===== Data to process =====

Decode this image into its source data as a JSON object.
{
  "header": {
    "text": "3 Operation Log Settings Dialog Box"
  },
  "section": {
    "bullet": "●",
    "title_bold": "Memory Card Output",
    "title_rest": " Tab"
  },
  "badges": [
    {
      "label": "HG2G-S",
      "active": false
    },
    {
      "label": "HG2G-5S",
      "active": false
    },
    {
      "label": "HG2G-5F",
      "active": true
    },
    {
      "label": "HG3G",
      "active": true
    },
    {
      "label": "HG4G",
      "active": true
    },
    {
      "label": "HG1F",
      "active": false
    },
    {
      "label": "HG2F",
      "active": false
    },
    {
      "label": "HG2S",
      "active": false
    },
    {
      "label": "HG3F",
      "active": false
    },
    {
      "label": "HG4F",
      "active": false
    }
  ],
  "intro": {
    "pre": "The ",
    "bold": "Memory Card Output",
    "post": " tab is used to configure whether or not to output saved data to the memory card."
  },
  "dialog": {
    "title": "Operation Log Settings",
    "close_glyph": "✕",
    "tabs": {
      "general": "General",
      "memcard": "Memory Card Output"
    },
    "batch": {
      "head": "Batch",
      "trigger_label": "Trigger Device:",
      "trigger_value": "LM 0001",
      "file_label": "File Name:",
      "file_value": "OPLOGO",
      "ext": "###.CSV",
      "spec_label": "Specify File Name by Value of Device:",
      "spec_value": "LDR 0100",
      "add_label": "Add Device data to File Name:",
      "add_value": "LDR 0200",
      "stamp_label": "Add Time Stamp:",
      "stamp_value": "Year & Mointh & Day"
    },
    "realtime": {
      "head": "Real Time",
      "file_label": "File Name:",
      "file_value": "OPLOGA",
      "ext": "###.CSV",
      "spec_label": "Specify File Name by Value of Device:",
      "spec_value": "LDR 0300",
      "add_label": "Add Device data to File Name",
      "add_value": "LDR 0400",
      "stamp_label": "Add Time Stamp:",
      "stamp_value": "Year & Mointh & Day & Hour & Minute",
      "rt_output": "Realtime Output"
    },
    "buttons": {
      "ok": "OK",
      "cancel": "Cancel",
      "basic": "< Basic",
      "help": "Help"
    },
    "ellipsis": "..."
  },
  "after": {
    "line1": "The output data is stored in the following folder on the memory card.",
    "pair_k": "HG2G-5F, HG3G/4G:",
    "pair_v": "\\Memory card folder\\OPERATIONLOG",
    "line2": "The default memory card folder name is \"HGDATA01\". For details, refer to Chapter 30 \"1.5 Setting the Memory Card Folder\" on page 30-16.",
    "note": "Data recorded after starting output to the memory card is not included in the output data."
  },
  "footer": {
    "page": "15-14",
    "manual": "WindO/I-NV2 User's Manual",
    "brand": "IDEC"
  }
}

=====

→ Written request
Which lines include the word "Device"? Copy every one of them.

→ Task answer
      "trigger_label": "Trigger Device:",
      "spec_label": "Specify File Name by Value of Device:",
      "add_label": "Add Device data to File Name:",
      "spec_label": "Specify File Name by Value of Device:",
      "add_label": "Add Device data to File Name",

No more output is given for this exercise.